• [Stated goal]
Extract each line where the string "into" shows up.

___ Information provided

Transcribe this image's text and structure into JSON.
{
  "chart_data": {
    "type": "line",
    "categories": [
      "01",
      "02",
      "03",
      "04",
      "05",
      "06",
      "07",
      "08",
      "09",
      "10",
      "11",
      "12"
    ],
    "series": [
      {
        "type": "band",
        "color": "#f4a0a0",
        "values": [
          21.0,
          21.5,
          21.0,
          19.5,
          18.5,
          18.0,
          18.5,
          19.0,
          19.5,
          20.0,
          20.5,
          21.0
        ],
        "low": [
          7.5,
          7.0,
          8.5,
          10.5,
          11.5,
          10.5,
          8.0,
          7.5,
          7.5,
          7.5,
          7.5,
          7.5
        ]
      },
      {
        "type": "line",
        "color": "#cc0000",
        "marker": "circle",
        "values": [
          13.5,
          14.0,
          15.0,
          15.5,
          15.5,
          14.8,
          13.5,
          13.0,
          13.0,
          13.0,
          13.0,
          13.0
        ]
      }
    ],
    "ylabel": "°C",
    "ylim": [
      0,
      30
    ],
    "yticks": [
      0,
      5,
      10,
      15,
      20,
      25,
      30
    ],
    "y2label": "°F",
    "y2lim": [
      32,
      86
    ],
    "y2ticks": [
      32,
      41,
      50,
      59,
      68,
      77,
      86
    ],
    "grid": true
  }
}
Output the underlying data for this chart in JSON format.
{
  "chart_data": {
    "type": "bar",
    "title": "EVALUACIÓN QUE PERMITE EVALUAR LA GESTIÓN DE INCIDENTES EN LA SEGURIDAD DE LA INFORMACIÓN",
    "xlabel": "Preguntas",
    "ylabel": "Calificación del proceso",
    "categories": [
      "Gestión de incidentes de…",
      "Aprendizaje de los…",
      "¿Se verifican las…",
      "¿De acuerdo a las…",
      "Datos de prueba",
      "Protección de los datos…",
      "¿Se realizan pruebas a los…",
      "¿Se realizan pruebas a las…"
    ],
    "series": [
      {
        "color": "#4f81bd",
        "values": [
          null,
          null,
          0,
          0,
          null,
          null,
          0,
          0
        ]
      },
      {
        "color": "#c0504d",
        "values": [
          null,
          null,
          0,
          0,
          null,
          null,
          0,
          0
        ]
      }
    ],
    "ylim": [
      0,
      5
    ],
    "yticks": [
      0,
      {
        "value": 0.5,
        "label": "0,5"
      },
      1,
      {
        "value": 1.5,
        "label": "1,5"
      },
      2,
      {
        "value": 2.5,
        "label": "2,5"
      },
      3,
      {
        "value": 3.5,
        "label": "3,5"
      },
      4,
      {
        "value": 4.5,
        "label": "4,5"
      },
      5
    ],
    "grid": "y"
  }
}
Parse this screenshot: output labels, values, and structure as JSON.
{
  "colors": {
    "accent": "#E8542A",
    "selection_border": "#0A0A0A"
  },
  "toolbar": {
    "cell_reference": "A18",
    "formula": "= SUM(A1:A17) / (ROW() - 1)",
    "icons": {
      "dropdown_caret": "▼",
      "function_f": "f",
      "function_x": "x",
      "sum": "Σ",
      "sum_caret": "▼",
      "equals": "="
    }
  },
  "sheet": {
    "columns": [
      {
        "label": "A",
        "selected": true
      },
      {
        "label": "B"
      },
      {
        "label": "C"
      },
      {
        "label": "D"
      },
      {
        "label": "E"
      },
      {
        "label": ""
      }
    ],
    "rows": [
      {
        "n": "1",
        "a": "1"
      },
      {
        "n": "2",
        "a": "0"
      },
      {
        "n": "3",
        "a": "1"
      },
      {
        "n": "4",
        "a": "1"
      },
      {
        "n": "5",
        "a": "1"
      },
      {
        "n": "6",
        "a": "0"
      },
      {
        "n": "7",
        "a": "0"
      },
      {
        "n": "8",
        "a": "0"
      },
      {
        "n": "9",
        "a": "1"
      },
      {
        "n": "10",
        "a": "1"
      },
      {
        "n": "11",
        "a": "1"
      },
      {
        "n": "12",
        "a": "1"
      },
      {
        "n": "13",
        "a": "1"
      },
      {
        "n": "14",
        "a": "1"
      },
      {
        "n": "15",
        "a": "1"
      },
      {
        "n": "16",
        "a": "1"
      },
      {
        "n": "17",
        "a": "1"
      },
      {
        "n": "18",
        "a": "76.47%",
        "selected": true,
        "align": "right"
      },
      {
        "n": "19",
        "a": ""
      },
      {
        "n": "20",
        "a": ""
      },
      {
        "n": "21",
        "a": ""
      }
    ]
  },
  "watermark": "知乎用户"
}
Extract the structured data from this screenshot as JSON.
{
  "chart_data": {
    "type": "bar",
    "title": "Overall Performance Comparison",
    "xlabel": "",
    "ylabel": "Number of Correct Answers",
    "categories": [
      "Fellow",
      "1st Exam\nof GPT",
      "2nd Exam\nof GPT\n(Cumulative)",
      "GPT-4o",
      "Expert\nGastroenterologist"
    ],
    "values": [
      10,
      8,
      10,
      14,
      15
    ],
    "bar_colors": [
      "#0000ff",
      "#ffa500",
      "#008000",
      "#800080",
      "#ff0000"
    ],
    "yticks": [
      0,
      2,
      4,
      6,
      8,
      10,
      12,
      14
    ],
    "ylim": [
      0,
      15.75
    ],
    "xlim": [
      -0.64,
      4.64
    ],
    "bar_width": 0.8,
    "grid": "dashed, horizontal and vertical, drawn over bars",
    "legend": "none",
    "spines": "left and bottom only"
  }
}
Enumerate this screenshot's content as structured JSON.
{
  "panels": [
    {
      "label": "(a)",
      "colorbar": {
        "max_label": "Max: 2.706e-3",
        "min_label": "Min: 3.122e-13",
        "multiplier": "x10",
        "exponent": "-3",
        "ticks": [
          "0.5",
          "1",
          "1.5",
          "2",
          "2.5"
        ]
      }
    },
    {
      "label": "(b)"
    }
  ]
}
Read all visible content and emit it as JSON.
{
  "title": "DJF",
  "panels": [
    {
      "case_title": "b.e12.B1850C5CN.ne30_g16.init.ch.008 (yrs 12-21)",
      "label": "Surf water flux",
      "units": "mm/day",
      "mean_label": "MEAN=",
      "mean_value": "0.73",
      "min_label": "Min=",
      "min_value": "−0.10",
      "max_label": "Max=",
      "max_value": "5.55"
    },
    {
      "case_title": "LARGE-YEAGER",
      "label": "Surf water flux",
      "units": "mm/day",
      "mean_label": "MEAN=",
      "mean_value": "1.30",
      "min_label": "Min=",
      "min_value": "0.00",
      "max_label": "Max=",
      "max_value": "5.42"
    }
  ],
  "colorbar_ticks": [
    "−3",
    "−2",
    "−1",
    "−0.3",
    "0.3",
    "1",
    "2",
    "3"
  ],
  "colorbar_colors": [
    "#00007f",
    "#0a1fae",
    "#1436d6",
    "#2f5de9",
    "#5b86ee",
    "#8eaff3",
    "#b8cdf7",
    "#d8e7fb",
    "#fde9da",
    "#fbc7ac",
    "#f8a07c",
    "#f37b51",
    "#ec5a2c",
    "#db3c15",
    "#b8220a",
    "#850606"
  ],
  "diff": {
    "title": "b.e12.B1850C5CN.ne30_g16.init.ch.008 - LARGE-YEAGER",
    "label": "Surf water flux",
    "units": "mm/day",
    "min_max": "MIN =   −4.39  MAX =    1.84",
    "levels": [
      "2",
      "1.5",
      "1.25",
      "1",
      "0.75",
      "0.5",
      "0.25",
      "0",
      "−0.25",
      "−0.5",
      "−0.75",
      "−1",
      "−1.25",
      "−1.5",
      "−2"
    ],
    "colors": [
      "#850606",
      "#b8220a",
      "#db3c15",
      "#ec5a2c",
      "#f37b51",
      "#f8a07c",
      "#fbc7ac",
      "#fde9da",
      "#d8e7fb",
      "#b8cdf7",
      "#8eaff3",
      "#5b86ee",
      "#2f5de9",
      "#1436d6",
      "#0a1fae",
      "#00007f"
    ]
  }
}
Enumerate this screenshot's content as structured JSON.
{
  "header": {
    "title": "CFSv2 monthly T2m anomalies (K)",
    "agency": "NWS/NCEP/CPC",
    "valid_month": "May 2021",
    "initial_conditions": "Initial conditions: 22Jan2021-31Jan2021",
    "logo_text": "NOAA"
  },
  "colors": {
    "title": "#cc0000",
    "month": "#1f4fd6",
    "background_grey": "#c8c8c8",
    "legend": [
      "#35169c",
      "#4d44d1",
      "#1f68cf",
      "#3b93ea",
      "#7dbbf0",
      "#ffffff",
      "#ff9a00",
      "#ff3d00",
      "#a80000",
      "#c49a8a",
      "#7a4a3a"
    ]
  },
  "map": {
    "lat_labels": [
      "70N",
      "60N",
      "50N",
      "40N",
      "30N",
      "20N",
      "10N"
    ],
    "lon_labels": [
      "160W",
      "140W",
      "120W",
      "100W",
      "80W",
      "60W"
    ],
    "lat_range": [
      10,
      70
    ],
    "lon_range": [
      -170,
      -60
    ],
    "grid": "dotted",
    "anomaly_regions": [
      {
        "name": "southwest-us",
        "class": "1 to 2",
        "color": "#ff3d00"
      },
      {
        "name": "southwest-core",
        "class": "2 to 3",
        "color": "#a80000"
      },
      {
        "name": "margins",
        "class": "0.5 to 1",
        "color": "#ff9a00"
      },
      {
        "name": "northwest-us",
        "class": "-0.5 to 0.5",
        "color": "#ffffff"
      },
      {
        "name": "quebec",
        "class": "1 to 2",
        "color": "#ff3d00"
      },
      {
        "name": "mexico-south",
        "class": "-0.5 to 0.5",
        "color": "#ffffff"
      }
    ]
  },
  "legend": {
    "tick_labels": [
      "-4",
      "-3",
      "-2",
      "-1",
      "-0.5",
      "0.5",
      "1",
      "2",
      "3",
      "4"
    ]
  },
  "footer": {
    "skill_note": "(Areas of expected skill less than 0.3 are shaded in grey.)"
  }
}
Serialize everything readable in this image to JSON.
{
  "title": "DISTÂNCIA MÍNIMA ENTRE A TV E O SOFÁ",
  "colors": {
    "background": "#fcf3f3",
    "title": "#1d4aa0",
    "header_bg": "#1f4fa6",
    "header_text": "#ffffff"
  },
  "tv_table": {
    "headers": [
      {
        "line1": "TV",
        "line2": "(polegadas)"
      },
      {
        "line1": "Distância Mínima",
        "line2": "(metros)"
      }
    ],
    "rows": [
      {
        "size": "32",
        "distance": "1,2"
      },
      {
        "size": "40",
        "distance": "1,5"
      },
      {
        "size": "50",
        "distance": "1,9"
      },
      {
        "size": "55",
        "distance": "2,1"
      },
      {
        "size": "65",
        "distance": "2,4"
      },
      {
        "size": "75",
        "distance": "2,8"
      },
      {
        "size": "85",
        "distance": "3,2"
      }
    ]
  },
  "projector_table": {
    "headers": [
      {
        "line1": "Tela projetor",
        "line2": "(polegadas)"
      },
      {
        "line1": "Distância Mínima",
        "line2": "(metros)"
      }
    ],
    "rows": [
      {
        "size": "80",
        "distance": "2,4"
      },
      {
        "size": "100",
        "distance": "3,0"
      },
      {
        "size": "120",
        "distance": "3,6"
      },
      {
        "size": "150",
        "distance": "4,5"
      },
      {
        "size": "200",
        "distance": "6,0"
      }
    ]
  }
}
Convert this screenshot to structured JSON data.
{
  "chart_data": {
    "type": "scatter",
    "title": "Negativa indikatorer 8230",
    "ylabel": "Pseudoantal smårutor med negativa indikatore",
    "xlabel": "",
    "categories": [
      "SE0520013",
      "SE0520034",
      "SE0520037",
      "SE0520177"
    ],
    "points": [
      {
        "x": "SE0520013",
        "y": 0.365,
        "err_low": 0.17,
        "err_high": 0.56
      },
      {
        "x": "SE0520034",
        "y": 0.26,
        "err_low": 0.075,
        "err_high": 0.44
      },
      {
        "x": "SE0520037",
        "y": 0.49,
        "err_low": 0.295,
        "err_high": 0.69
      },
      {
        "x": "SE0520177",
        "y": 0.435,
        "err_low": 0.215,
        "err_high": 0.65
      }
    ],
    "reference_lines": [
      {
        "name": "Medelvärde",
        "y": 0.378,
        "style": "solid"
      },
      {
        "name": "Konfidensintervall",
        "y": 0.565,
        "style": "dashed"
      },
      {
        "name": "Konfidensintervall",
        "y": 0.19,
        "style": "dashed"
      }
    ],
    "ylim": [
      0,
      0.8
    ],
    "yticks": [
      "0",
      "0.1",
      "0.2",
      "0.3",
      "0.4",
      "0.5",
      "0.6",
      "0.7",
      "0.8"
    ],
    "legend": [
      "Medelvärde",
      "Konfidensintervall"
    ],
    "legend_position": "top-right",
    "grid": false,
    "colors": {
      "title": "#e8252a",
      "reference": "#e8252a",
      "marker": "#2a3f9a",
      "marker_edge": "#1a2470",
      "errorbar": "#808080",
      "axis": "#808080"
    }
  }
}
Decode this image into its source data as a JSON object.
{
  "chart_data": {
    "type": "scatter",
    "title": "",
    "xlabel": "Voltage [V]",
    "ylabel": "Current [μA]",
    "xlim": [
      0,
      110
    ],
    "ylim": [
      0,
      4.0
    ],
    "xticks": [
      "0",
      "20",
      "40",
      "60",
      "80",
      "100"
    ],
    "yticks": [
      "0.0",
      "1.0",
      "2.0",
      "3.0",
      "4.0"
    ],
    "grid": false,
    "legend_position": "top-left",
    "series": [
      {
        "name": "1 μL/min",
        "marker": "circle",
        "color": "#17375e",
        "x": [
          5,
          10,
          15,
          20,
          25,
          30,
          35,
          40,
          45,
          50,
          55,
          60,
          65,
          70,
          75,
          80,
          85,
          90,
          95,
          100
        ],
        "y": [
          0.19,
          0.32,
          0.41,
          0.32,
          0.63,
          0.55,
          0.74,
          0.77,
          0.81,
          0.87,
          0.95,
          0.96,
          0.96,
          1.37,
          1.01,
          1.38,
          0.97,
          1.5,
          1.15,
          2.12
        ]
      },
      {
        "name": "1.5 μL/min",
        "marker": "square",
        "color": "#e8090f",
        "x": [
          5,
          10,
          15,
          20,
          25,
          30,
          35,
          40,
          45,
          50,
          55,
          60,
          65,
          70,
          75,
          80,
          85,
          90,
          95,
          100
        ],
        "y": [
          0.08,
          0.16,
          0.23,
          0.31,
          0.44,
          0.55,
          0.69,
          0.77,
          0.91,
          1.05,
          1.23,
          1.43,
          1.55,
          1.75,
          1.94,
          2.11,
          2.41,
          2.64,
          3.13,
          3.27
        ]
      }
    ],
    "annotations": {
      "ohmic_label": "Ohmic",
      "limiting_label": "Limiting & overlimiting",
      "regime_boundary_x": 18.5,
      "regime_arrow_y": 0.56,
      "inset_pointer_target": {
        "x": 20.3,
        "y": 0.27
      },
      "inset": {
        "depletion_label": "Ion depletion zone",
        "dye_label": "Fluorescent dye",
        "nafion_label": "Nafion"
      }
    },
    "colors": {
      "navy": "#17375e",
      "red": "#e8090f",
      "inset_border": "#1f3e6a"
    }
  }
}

______

• [Exercise answer]
Transcribe this image's text and structure into JSON.
Decode this image into its source data as a JSON object.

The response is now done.